• [What is being asked] Give back the full listing, character for character, with no pictures.

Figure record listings
══════════════════════════════
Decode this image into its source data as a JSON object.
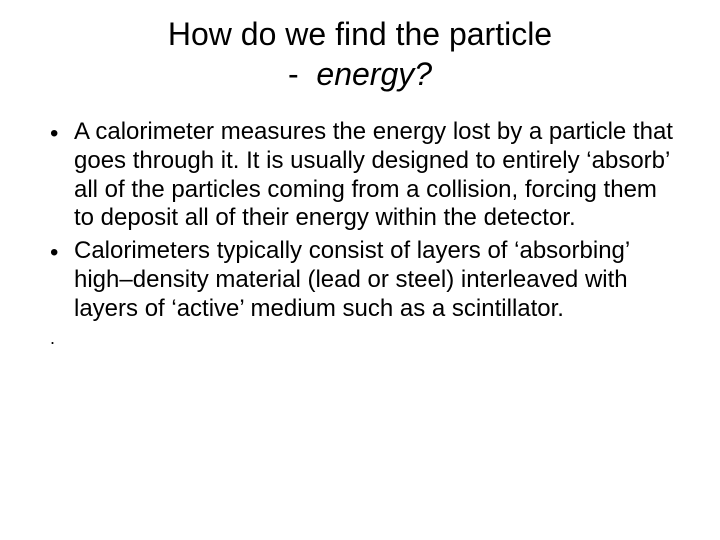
{
  "title": {
    "line1": "How do we find the particle",
    "dash": "-",
    "energy": "energy?"
  },
  "bullets": [
    "A calorimeter measures the energy lost by a particle that goes through it. It is usually designed to entirely ‘absorb’ all of the particles coming from a collision, forcing them to deposit all of their energy within the detector.",
    "Calorimeters typically consist of layers of ‘absorbing’ high–density material (lead or steel) interleaved with layers of ‘active’ medium such as a scintillator."
  ],
  "trailing_dot": "."
}
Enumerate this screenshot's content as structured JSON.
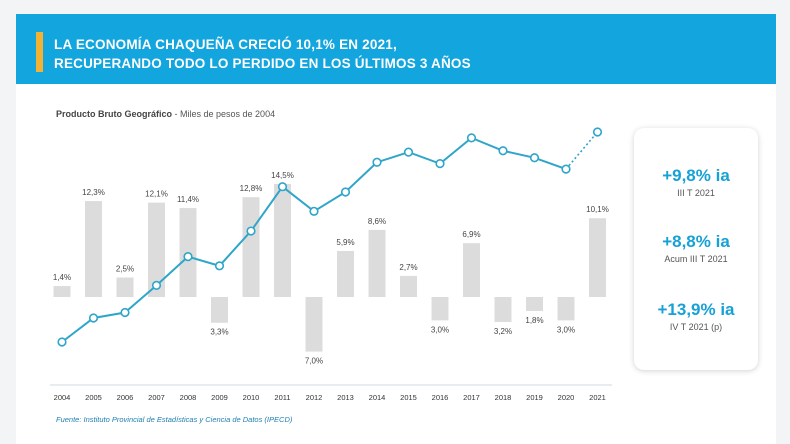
{
  "header": {
    "title_line1": "LA ECONOMÍA CHAQUEÑA CRECIÓ 10,1% EN 2021,",
    "title_line2": "RECUPERANDO TODO LO PERDIDO EN LOS ÚLTIMOS 3 AÑOS"
  },
  "chart_title": {
    "bold": "Producto Bruto Geográfico",
    "rest": " - Miles de pesos de 2004"
  },
  "source": "Fuente: Instituto Provincial de Estadísticas y Ciencia de Datos (IPECD)",
  "stats": [
    {
      "value": "+9,8% ia",
      "label": "III T 2021"
    },
    {
      "value": "+8,8% ia",
      "label": "Acum III T 2021"
    },
    {
      "value": "+13,9% ia",
      "label": "IV T 2021 (p)"
    }
  ],
  "colors": {
    "bar": "#dcdcdc",
    "line": "#2fa5c9",
    "banner": "#13a5de",
    "accent": "#f2b233",
    "stat_text": "#17a1d6"
  },
  "chart_data": {
    "type": "bar+line",
    "categories": [
      "2004",
      "2005",
      "2006",
      "2007",
      "2008",
      "2009",
      "2010",
      "2011",
      "2012",
      "2013",
      "2014",
      "2015",
      "2016",
      "2017",
      "2018",
      "2019",
      "2020",
      "2021"
    ],
    "growth_percent": [
      1.4,
      12.3,
      2.5,
      12.1,
      11.4,
      -3.3,
      12.8,
      14.5,
      -7.0,
      5.9,
      8.6,
      2.7,
      -3.0,
      6.9,
      -3.2,
      -1.8,
      -3.0,
      10.1
    ],
    "growth_labels": [
      "1,4%",
      "12,3%",
      "2,5%",
      "12,1%",
      "11,4%",
      "3,3%",
      "12,8%",
      "14,5%",
      "7,0%",
      "5,9%",
      "8,6%",
      "2,7%",
      "3,0%",
      "6,9%",
      "3,2%",
      "1,8%",
      "3,0%",
      "10,1%"
    ],
    "pbg_index": [
      100,
      112.3,
      115.1,
      129.0,
      143.7,
      139.0,
      156.8,
      179.5,
      166.9,
      176.8,
      192.0,
      197.2,
      191.3,
      204.5,
      197.9,
      194.3,
      188.5,
      207.5
    ],
    "line_projected_from_index": 16
  }
}
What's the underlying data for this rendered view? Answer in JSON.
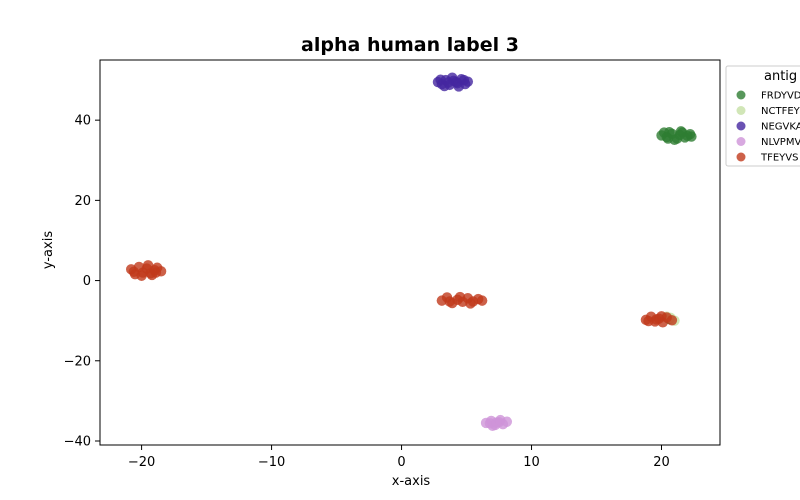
══════════════════════════════
• [Exercise response]
Decode this image into its source data as a JSON object.
{
  "title": {
    "line1": "How do we find the particle",
    "dash": "-",
    "energy": "energy?"
  },
  "bullets": [
    "A calorimeter measures the energy lost by a particle that goes through it. It is usually designed to entirely ‘absorb’ all of the particles coming from a collision, forcing them to deposit all of their energy within the detector.",
    "Calorimeters typically consist of layers of ‘absorbing’ high–density material (lead or steel) interleaved with layers of ‘active’ medium such as a scintillator."
  ],
  "trailing_dot": "."
}
Enumerate this screenshot's content as structured JSON.
{
  "header": {
    "title_line1": "LA ECONOMÍA CHAQUEÑA CRECIÓ 10,1% EN 2021,",
    "title_line2": "RECUPERANDO TODO LO PERDIDO EN LOS ÚLTIMOS 3 AÑOS"
  },
  "chart_title": {
    "bold": "Producto Bruto Geográfico",
    "rest": " - Miles de pesos de 2004"
  },
  "source": "Fuente: Instituto Provincial de Estadísticas y Ciencia de Datos (IPECD)",
  "stats": [
    {
      "value": "+9,8% ia",
      "label": "III T 2021"
    },
    {
      "value": "+8,8% ia",
      "label": "Acum III T 2021"
    },
    {
      "value": "+13,9% ia",
      "label": "IV T 2021 (p)"
    }
  ],
  "colors": {
    "bar": "#dcdcdc",
    "line": "#2fa5c9",
    "banner": "#13a5de",
    "accent": "#f2b233",
    "stat_text": "#17a1d6"
  },
  "chart_data": {
    "type": "bar+line",
    "categories": [
      "2004",
      "2005",
      "2006",
      "2007",
      "2008",
      "2009",
      "2010",
      "2011",
      "2012",
      "2013",
      "2014",
      "2015",
      "2016",
      "2017",
      "2018",
      "2019",
      "2020",
      "2021"
    ],
    "growth_percent": [
      1.4,
      12.3,
      2.5,
      12.1,
      11.4,
      -3.3,
      12.8,
      14.5,
      -7.0,
      5.9,
      8.6,
      2.7,
      -3.0,
      6.9,
      -3.2,
      -1.8,
      -3.0,
      10.1
    ],
    "growth_labels": [
      "1,4%",
      "12,3%",
      "2,5%",
      "12,1%",
      "11,4%",
      "3,3%",
      "12,8%",
      "14,5%",
      "7,0%",
      "5,9%",
      "8,6%",
      "2,7%",
      "3,0%",
      "6,9%",
      "3,2%",
      "1,8%",
      "3,0%",
      "10,1%"
    ],
    "pbg_index": [
      100,
      112.3,
      115.1,
      129.0,
      143.7,
      139.0,
      156.8,
      179.5,
      166.9,
      176.8,
      192.0,
      197.2,
      191.3,
      204.5,
      197.9,
      194.3,
      188.5,
      207.5
    ],
    "line_projected_from_index": 16
  }
}
What's the underlying data for this rendered view? Answer in JSON.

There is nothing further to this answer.